------ Provided records

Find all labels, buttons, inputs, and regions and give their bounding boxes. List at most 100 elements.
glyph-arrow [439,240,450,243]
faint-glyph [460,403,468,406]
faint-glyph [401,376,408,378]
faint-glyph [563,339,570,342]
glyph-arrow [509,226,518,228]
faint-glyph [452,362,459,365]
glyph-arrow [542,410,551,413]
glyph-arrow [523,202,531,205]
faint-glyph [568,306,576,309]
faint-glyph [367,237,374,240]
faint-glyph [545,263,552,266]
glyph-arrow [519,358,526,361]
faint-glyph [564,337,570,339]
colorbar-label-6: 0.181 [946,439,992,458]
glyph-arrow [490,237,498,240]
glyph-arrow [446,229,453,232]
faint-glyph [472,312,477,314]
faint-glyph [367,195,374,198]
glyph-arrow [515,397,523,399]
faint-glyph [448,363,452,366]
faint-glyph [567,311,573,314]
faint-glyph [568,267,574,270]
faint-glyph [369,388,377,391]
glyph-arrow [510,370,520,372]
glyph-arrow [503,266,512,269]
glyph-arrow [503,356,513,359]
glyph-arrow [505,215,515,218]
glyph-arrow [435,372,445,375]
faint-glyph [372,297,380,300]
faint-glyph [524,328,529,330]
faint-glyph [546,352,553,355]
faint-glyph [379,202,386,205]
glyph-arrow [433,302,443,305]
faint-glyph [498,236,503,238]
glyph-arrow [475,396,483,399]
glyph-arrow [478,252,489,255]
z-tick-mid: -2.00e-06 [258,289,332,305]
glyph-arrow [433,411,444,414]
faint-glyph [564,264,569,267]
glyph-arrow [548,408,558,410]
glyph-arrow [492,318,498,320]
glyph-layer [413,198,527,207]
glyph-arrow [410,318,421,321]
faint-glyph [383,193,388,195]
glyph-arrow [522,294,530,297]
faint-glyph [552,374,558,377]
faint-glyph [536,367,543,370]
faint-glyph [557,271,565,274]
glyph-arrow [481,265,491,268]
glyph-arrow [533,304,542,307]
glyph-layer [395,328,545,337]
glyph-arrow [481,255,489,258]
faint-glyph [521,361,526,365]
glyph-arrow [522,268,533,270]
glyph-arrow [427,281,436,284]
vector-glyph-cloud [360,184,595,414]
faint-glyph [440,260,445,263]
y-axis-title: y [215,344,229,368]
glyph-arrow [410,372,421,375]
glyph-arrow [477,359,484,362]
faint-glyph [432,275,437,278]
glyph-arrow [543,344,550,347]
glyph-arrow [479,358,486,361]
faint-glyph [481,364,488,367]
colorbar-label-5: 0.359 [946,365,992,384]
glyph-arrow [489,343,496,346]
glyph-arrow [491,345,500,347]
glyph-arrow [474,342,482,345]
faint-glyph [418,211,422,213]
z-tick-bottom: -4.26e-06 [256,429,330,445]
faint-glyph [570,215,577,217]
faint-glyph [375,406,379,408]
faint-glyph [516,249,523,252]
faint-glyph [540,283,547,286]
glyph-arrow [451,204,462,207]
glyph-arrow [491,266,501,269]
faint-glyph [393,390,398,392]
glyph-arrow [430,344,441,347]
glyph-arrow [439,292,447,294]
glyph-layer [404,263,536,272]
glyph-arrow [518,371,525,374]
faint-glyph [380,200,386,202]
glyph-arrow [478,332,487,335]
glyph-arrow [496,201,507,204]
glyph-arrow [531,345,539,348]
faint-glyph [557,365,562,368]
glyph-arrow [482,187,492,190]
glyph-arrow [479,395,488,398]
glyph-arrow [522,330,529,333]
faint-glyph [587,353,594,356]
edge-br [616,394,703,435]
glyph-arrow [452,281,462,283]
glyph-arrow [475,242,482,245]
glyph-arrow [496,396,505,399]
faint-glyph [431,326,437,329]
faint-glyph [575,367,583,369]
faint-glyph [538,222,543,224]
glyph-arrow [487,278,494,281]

------------

— Aim of the exercise —
Copy the data exactly, from its first line through the line that contains "glyph-arrow [503,266,512,269]", both included.

— Output for this task —
Find all labels, buttons, inputs, and regions and give their bounding boxes. List at most 100 elements.
glyph-arrow [439,240,450,243]
faint-glyph [460,403,468,406]
faint-glyph [401,376,408,378]
faint-glyph [563,339,570,342]
glyph-arrow [509,226,518,228]
faint-glyph [452,362,459,365]
glyph-arrow [542,410,551,413]
glyph-arrow [523,202,531,205]
faint-glyph [568,306,576,309]
faint-glyph [367,237,374,240]
faint-glyph [545,263,552,266]
glyph-arrow [519,358,526,361]
faint-glyph [564,337,570,339]
colorbar-label-6: 0.181 [946,439,992,458]
glyph-arrow [490,237,498,240]
glyph-arrow [446,229,453,232]
faint-glyph [472,312,477,314]
faint-glyph [367,195,374,198]
glyph-arrow [515,397,523,399]
faint-glyph [448,363,452,366]
faint-glyph [567,311,573,314]
faint-glyph [568,267,574,270]
faint-glyph [369,388,377,391]
glyph-arrow [510,370,520,372]
glyph-arrow [503,266,512,269]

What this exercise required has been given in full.